● Task directions:
Could you copy the entries below word for word, from their first line through the line holding "value-label: 100 % xyxy=(371,1,406,15)", both included?
====== Records shown
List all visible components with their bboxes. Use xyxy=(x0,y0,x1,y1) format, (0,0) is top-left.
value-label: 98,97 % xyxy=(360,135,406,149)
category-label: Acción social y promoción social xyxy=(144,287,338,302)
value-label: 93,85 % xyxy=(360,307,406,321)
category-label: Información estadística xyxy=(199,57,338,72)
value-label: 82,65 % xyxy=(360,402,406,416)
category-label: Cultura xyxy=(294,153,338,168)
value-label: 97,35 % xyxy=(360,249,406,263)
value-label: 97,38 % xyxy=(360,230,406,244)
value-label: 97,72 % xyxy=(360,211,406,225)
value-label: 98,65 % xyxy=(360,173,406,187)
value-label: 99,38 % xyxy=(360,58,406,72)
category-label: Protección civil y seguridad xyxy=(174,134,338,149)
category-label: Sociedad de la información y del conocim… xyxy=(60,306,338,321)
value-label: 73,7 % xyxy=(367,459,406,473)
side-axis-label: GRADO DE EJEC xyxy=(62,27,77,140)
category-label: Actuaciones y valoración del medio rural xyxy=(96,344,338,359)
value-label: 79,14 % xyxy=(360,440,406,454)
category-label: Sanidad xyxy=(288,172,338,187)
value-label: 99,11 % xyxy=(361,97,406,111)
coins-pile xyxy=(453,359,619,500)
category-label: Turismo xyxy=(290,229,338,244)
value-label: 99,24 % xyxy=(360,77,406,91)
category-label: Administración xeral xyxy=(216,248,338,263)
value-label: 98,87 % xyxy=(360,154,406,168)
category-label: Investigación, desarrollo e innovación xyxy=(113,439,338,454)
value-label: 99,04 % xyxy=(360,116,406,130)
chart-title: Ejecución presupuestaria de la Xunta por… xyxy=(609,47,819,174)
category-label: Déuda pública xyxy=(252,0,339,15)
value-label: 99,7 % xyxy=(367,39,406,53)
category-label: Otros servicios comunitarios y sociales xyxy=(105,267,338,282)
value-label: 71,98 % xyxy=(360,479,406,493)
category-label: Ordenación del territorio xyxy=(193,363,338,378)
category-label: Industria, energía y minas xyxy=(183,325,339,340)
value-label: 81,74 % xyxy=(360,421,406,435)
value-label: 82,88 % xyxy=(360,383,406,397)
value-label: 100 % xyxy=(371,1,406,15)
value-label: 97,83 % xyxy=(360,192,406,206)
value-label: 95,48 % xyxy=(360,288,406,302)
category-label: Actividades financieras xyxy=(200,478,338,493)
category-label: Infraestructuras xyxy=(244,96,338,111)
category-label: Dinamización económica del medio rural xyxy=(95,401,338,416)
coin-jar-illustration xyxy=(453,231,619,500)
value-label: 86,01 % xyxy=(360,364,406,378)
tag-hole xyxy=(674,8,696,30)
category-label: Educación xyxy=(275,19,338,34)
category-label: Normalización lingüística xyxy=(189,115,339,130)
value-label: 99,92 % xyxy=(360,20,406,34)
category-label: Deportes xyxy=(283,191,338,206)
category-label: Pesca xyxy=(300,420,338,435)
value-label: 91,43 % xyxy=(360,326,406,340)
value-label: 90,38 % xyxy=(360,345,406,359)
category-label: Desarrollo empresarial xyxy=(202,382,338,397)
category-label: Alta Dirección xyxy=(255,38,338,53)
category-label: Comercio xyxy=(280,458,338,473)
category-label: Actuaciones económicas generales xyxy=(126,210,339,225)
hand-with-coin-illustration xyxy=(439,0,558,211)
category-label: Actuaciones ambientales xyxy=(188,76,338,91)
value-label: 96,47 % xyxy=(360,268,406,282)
============
● Exercise result:
List all visible components with their bboxes. Use xyxy=(x0,y0,x1,y1) format, (0,0) is top-left.
value-label: 98,97 % xyxy=(360,135,406,149)
category-label: Acción social y promoción social xyxy=(144,287,338,302)
value-label: 93,85 % xyxy=(360,307,406,321)
category-label: Información estadística xyxy=(199,57,338,72)
value-label: 82,65 % xyxy=(360,402,406,416)
category-label: Cultura xyxy=(294,153,338,168)
value-label: 97,35 % xyxy=(360,249,406,263)
value-label: 97,38 % xyxy=(360,230,406,244)
value-label: 97,72 % xyxy=(360,211,406,225)
value-label: 98,65 % xyxy=(360,173,406,187)
value-label: 99,38 % xyxy=(360,58,406,72)
category-label: Protección civil y seguridad xyxy=(174,134,338,149)
category-label: Sociedad de la información y del conocim… xyxy=(60,306,338,321)
value-label: 73,7 % xyxy=(367,459,406,473)
side-axis-label: GRADO DE EJEC xyxy=(62,27,77,140)
category-label: Actuaciones y valoración del medio rural xyxy=(96,344,338,359)
value-label: 79,14 % xyxy=(360,440,406,454)
category-label: Sanidad xyxy=(288,172,338,187)
value-label: 99,11 % xyxy=(361,97,406,111)
coins-pile xyxy=(453,359,619,500)
category-label: Turismo xyxy=(290,229,338,244)
value-label: 99,24 % xyxy=(360,77,406,91)
category-label: Administración xeral xyxy=(216,248,338,263)
value-label: 98,87 % xyxy=(360,154,406,168)
category-label: Investigación, desarrollo e innovación xyxy=(113,439,338,454)
value-label: 99,04 % xyxy=(360,116,406,130)
chart-title: Ejecución presupuestaria de la Xunta por… xyxy=(609,47,819,174)
category-label: Déuda pública xyxy=(252,0,339,15)
value-label: 99,7 % xyxy=(367,39,406,53)
category-label: Otros servicios comunitarios y sociales xyxy=(105,267,338,282)
value-label: 71,98 % xyxy=(360,479,406,493)
category-label: Ordenación del territorio xyxy=(193,363,338,378)
category-label: Industria, energía y minas xyxy=(183,325,339,340)
value-label: 81,74 % xyxy=(360,421,406,435)
value-label: 82,88 % xyxy=(360,383,406,397)
value-label: 100 % xyxy=(371,1,406,15)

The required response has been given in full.